- [Action item] Filter the listing so that only lines with the word "involving" remain.

- [Input material]

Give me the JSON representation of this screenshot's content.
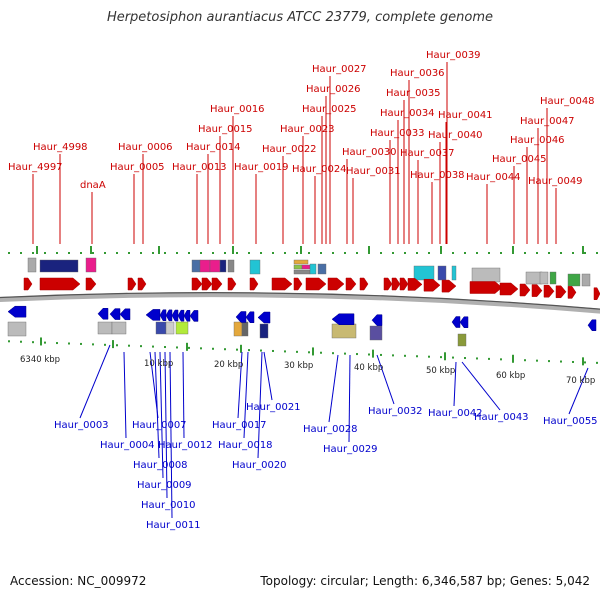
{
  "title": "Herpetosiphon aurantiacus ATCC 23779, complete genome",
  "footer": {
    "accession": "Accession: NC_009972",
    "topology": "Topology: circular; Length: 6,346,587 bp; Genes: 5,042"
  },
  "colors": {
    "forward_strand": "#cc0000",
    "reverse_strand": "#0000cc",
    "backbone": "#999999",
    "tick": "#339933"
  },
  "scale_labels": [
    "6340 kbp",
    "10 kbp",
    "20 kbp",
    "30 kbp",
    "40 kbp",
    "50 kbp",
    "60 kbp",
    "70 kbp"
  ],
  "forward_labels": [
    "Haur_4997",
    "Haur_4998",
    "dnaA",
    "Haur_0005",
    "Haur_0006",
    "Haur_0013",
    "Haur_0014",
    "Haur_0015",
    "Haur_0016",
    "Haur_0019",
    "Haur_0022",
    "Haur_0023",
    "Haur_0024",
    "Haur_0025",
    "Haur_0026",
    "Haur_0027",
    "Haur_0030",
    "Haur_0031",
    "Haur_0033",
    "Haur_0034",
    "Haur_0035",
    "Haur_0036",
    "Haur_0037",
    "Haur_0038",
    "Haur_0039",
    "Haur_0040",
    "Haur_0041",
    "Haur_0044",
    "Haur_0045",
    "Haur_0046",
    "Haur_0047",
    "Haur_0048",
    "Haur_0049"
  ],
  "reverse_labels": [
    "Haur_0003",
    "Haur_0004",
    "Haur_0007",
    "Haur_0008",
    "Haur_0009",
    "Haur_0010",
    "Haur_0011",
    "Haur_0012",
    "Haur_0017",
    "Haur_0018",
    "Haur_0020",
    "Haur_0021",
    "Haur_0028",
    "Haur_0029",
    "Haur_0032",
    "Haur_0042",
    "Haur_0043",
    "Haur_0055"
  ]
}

* * *

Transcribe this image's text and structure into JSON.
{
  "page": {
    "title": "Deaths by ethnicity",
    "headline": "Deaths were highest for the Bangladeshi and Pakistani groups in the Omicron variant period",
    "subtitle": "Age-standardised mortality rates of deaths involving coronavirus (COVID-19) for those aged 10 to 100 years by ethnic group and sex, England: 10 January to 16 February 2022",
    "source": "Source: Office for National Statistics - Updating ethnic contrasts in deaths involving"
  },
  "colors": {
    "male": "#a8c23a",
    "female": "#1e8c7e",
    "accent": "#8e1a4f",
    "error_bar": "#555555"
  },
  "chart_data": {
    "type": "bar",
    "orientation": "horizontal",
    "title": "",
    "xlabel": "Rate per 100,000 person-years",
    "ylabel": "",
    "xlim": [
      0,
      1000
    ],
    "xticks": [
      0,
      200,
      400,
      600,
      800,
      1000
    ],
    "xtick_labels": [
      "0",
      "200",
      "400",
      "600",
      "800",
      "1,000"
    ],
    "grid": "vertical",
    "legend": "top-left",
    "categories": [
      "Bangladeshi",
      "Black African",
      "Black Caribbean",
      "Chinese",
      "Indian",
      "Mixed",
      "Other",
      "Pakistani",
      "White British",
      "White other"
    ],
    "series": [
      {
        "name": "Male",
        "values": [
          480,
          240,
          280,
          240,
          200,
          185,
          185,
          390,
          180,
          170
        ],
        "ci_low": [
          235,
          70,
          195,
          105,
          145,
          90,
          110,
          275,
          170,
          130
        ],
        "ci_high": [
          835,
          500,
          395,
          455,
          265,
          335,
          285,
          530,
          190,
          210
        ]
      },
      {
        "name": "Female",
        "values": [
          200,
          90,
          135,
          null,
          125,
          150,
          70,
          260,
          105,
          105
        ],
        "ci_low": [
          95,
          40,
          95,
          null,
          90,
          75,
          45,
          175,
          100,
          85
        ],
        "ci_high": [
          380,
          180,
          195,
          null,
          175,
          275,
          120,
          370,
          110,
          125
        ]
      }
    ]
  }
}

- [Your solution]
    "subtitle": "Age-standardised mortality rates of deaths involving coronavirus (COVID-19) for those aged 10 to 100 years by ethnic group and sex, England: 10 January to 16 February 2022",
    "source": "Source: Office for National Statistics - Updating ethnic contrasts in deaths involving"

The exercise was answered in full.